▶ **Problem to solve**
Return the listing word for word, as given.

▶ **Exercise material**
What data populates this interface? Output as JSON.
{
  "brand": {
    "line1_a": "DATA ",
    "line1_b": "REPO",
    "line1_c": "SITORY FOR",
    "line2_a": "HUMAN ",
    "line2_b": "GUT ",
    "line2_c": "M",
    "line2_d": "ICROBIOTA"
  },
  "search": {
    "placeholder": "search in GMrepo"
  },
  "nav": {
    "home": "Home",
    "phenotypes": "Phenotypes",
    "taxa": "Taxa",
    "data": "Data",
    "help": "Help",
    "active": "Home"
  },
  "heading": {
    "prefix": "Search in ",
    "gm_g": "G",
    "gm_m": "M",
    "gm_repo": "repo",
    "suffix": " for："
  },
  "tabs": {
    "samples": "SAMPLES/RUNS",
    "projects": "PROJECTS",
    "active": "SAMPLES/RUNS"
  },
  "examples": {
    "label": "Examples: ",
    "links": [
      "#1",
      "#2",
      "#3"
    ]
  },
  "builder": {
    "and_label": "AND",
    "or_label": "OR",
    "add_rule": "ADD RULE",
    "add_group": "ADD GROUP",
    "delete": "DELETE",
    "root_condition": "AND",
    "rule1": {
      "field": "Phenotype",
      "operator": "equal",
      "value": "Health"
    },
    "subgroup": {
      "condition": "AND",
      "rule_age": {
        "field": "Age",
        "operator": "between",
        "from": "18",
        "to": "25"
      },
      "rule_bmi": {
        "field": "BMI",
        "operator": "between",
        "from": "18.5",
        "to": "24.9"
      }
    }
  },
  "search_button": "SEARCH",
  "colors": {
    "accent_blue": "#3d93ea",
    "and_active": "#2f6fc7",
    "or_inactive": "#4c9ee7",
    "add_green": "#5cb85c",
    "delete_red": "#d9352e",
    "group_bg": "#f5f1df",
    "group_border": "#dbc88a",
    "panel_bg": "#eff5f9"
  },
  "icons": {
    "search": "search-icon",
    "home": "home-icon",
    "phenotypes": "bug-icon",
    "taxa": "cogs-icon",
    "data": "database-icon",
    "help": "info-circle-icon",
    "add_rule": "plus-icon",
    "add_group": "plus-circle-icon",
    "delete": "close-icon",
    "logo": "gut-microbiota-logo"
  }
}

▶ **Response**
What data populates this interface? Output as JSON.
{
  "brand": {
    "line1_a": "DATA ",
    "line1_b": "REPO",
    "line1_c": "SITORY FOR",
    "line2_a": "HUMAN ",
    "line2_b": "GUT ",
    "line2_c": "M",
    "line2_d": "ICROBIOTA"
  },
  "search": {
    "placeholder": "search in GMrepo"
  },
  "nav": {
    "home": "Home",
    "phenotypes": "Phenotypes",
    "taxa": "Taxa",
    "data": "Data",
    "help": "Help",
    "active": "Home"
  },
  "heading": {
    "prefix": "Search in ",
    "gm_g": "G",
    "gm_m": "M",
    "gm_repo": "repo",
    "suffix": " for："
  },
  "tabs": {
    "samples": "SAMPLES/RUNS",
    "projects": "PROJECTS",
    "active": "SAMPLES/RUNS"
  },
  "examples": {
    "label": "Examples: ",
    "links": [
      "#1",
      "#2",
      "#3"
    ]
  },
  "builder": {
    "and_label": "AND",
    "or_label": "OR",
    "add_rule": "ADD RULE",
    "add_group": "ADD GROUP",
    "delete": "DELETE",
    "root_condition": "AND",
    "rule1": {
      "field": "Phenotype",
      "operator": "equal",
      "value": "Health"
    },
    "subgroup": {
      "condition": "AND",
      "rule_age": {
        "field": "Age",
        "operator": "between",
        "from": "18",
        "to": "25"
      },
      "rule_bmi": {
        "field": "BMI",
        "operator": "between",
        "from": "18.5",
        "to": "24.9"
      }
    }
  },
  "search_button": "SEARCH",
  "colors": {
    "accent_blue": "#3d93ea",
    "and_active": "#2f6fc7",
    "or_inactive": "#4c9ee7",
    "add_green": "#5cb85c",
    "delete_red": "#d9352e",
    "group_bg": "#f5f1df",
    "group_border": "#dbc88a",
    "panel_bg": "#eff5f9"
  },
  "icons": {
    "search": "search-icon",
    "home": "home-icon",
    "phenotypes": "bug-icon",
    "taxa": "cogs-icon",
    "data": "database-icon",
    "help": "info-circle-icon",
    "add_rule": "plus-icon",
    "add_group": "plus-circle-icon",
    "delete": "close-icon",
    "logo": "gut-microbiota-logo"
  }
}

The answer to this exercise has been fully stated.